--- What to produce ---
Print all entries precisely as they are written.
=-=-=
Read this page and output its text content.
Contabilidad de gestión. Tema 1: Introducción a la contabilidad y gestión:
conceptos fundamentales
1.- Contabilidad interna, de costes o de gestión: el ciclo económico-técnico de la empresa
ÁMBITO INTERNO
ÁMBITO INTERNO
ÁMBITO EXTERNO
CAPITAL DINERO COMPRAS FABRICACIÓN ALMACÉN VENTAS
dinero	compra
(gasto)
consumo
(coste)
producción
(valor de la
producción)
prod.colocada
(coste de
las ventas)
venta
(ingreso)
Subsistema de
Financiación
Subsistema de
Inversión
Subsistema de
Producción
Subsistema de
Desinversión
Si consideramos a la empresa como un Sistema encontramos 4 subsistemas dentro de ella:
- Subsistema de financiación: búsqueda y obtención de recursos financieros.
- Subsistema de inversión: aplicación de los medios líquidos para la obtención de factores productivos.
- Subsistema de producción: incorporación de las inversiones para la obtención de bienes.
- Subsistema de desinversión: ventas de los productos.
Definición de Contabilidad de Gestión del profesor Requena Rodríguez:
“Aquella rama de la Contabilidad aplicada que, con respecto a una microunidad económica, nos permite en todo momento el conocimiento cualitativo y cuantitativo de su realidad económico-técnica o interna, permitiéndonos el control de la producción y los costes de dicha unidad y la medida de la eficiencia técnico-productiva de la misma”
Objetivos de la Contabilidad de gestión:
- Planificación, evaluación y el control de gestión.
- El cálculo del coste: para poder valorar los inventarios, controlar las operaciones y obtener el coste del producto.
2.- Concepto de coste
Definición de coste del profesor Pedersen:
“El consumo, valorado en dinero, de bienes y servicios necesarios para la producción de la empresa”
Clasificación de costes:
=-=-=
--- Solution to the problem ---
Read this page and output its text content.
Contabilidad de gestión. Tema 1: Introducción a la contabilidad y gestión:
conceptos fundamentales
1.- Contabilidad interna, de costes o de gestión: el ciclo económico-técnico de la empresa
ÁMBITO INTERNO
ÁMBITO INTERNO
ÁMBITO EXTERNO
CAPITAL DINERO COMPRAS FABRICACIÓN ALMACÉN VENTAS
dinero	compra
(gasto)
consumo
(coste)
producción
(valor de la
producción)
prod.colocada
(coste de
las ventas)
venta
(ingreso)
Subsistema de
Financiación
Subsistema de
Inversión
Subsistema de
Producción
Subsistema de
Desinversión
Si consideramos a la empresa como un Sistema encontramos 4 subsistemas dentro de ella:
- Subsistema de financiación: búsqueda y obtención de recursos financieros.
- Subsistema de inversión: aplicación de los medios líquidos para la obtención de factores productivos.
- Subsistema de producción: incorporación de las inversiones para la obtención de bienes.
- Subsistema de desinversión: ventas de los productos.
Definición de Contabilidad de Gestión del profesor Requena Rodríguez:
“Aquella rama de la Contabilidad aplicada que, con respecto a una microunidad económica, nos permite en todo momento el conocimiento cualitativo y cuantitativo de su realidad económico-técnica o interna, permitiéndonos el control de la producción y los costes de dicha unidad y la medida de la eficiencia técnico-productiva de la misma”
Objetivos de la Contabilidad de gestión:
- Planificación, evaluación y el control de gestión.
- El cálculo del coste: para poder valorar los inventarios, controlar las operaciones y obtener el coste del producto.
2.- Concepto de coste
Definición de coste del profesor Pedersen:
“El consumo, valorado en dinero, de bienes y servicios necesarios para la producción de la empresa”
Clasificación de costes:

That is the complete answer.